## Begin Record list
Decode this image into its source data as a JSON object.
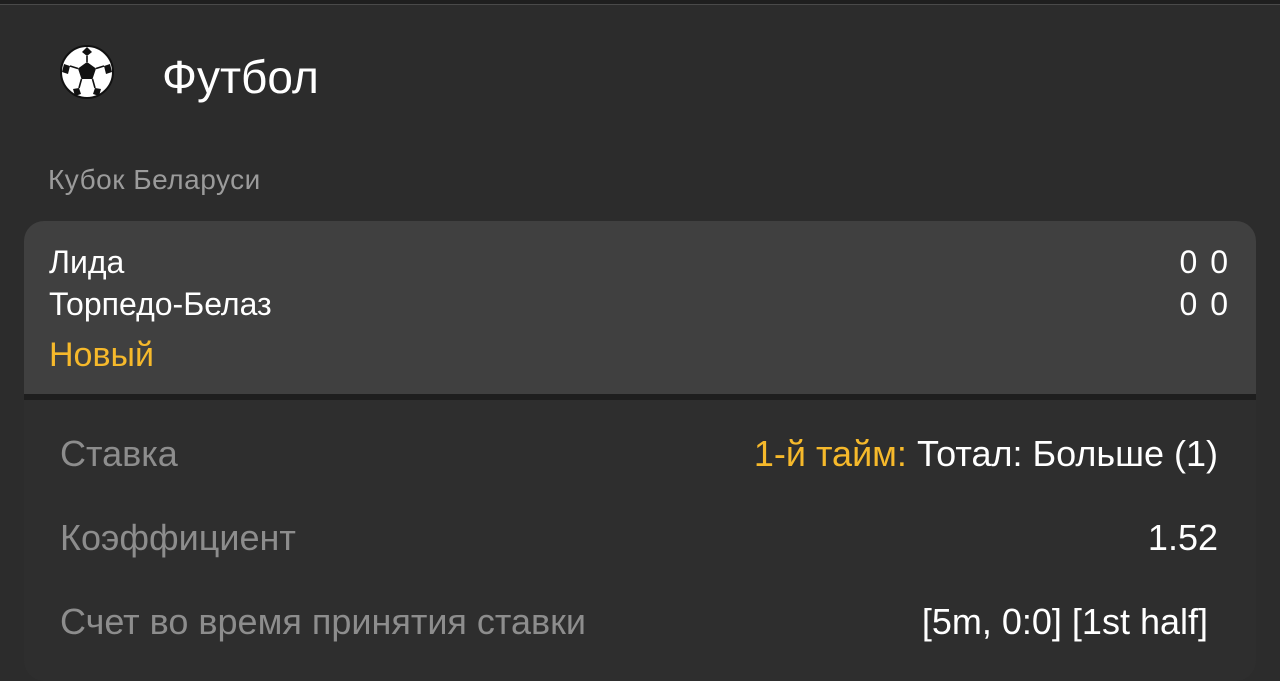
{
  "header": {
    "icon": "soccer-ball-icon",
    "title": "Футбол"
  },
  "league": "Кубок Беларуси",
  "match": {
    "team_home": "Лида",
    "team_away": "Торпедо-Белаз",
    "score_home": "0  0",
    "score_away": "0  0",
    "status": "Новый"
  },
  "details": {
    "bet_label": "Ставка",
    "bet_value_prefix": "1-й тайм:",
    "bet_value": "Тотал: Больше (1)",
    "coef_label": "Коэффициент",
    "coef_value": "1.52",
    "score_label": "Счет во время принятия ставки",
    "score_value": "[5m, 0:0] [1st half]"
  },
  "colors": {
    "background": "#2c2c2c",
    "match_card": "#404040",
    "accent": "#f6b92b",
    "muted_text": "#8d8d8d"
  }
}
## End Record list
*Your instructions*: The records above must be transcribed exactly. Pictures are left out of the copy.

*Finished task*:
Decode this image into its source data as a JSON object.
{
  "header": {
    "icon": "soccer-ball-icon",
    "title": "Футбол"
  },
  "league": "Кубок Беларуси",
  "match": {
    "team_home": "Лида",
    "team_away": "Торпедо-Белаз",
    "score_home": "0  0",
    "score_away": "0  0",
    "status": "Новый"
  },
  "details": {
    "bet_label": "Ставка",
    "bet_value_prefix": "1-й тайм:",
    "bet_value": "Тотал: Больше (1)",
    "coef_label": "Коэффициент",
    "coef_value": "1.52",
    "score_label": "Счет во время принятия ставки",
    "score_value": "[5m, 0:0] [1st half]"
  },
  "colors": {
    "background": "#2c2c2c",
    "match_card": "#404040",
    "accent": "#f6b92b",
    "muted_text": "#8d8d8d"
  }
}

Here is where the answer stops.